──────── Page

Like Hilderbrand, Tryck, Farley and Sinnott, Hechtel believes much could be done to minimize bear-human conflicts in Anchorage, but someone must lead the effort.
"This is nothing new," Hechtel said. "People have been struggling with this for years. There are ways you can try to optimize the situation."
Many of those ways are familiar:
Minimize food attractants -- whether it's spawning salmon, salmon carcasses, moose calves, garbage, livestock, bird and dog food, beehives.
Move trails away from salmon streams.
Widen and open trails so bears and people have a greater chance of seeing and avoiding each other.
NOT SO SIMPLE
Simple as these things sound, they can quickly turn complicated.
When the Nordic Skiing Association of Anchorage widened and opened ski trails on the Hillside a few years ago -- mainly to make things better for skate skiing in the winter -- there were howls of protest that they were destroying Anchorage parks.
A mountain-biking group, Singletrack Advocates, recently formed to fight trail widening. The group lobbies for narrow, technical trails that are fun to ride. Farley said there is nothing wrong with such trails, only sometimes with where they are built.

────────────────
──────── Provided information

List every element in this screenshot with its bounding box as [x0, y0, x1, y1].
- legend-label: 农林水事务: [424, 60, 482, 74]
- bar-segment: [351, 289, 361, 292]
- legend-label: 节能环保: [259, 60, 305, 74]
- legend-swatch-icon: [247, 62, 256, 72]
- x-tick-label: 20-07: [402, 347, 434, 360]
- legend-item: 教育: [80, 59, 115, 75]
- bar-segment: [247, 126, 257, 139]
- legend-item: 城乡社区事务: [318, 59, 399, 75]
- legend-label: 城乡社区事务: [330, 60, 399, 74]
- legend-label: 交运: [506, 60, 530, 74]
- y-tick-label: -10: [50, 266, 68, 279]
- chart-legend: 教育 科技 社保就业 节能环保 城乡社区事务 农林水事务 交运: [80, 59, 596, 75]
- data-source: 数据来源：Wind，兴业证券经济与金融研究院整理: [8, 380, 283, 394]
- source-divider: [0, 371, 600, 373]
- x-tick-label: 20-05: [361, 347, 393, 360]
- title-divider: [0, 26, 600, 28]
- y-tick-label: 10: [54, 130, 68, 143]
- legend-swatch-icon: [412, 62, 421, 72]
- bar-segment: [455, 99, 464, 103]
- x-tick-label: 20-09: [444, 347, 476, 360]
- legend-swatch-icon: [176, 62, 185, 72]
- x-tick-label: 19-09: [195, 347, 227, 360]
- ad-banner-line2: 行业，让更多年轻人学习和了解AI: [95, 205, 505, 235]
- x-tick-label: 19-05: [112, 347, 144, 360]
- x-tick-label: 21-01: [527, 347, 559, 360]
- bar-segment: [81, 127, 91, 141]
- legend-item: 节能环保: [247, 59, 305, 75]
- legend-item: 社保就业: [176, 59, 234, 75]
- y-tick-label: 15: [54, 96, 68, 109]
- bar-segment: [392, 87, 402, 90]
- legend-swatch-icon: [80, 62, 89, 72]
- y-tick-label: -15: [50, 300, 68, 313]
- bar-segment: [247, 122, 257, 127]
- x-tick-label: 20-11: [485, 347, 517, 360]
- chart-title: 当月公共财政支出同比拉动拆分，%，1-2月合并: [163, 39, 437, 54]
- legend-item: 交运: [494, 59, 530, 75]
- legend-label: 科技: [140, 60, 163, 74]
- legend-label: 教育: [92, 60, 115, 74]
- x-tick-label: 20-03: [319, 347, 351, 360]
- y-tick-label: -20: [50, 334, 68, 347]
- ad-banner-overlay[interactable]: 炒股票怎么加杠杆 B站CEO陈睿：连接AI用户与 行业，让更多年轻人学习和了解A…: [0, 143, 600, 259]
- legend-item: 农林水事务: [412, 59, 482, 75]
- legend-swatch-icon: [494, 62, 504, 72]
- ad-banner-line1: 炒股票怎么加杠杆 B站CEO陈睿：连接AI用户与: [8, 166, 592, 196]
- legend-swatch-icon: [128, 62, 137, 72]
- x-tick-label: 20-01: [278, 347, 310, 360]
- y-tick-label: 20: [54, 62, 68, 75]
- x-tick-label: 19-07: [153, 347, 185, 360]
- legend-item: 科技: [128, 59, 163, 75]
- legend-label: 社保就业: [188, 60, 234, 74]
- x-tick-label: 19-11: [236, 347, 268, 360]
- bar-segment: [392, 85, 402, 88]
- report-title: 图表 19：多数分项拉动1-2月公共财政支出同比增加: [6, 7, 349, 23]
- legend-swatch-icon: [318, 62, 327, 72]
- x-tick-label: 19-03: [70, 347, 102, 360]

────────────────

Problems to work on
**a.** According to the Anchorage bear piece, why should trails be widened and opened?
**b.** Update the entries from the start through the line containing "- chart-title: 当月公共财政支出同比拉动拆分，%，1-2月合并: [163, 39, 437, 54]", changing "legend-label" to "legend-text" and leaving everything else the same.

The results
**a.** Wider, more open trails give bears and people a greater chance of seeing and avoiding each other.

**b.**
List every element in this screenshot with its bounding box as [x0, y0, x1, y1].
- legend-text: 农林水事务: [424, 60, 482, 74]
- bar-segment: [351, 289, 361, 292]
- legend-text: 节能环保: [259, 60, 305, 74]
- legend-swatch-icon: [247, 62, 256, 72]
- x-tick-label: 20-07: [402, 347, 434, 360]
- legend-item: 教育: [80, 59, 115, 75]
- bar-segment: [247, 126, 257, 139]
- legend-item: 城乡社区事务: [318, 59, 399, 75]
- legend-text: 城乡社区事务: [330, 60, 399, 74]
- legend-text: 交运: [506, 60, 530, 74]
- y-tick-label: -10: [50, 266, 68, 279]
- chart-legend: 教育 科技 社保就业 节能环保 城乡社区事务 农林水事务 交运: [80, 59, 596, 75]
- data-source: 数据来源：Wind，兴业证券经济与金融研究院整理: [8, 380, 283, 394]
- source-divider: [0, 371, 600, 373]
- x-tick-label: 20-05: [361, 347, 393, 360]
- title-divider: [0, 26, 600, 28]
- y-tick-label: 10: [54, 130, 68, 143]
- legend-swatch-icon: [412, 62, 421, 72]
- bar-segment: [455, 99, 464, 103]
- x-tick-label: 20-09: [444, 347, 476, 360]
- legend-swatch-icon: [176, 62, 185, 72]
- x-tick-label: 19-09: [195, 347, 227, 360]
- ad-banner-line2: 行业，让更多年轻人学习和了解AI: [95, 205, 505, 235]
- x-tick-label: 19-05: [112, 347, 144, 360]
- x-tick-label: 21-01: [527, 347, 559, 360]
- bar-segment: [81, 127, 91, 141]
- legend-item: 节能环保: [247, 59, 305, 75]
- legend-item: 社保就业: [176, 59, 234, 75]
- y-tick-label: 15: [54, 96, 68, 109]
- bar-segment: [392, 87, 402, 90]
- legend-swatch-icon: [80, 62, 89, 72]
- y-tick-label: -15: [50, 300, 68, 313]
- bar-segment: [247, 122, 257, 127]
- x-tick-label: 20-11: [485, 347, 517, 360]
- chart-title: 当月公共财政支出同比拉动拆分，%，1-2月合并: [163, 39, 437, 54]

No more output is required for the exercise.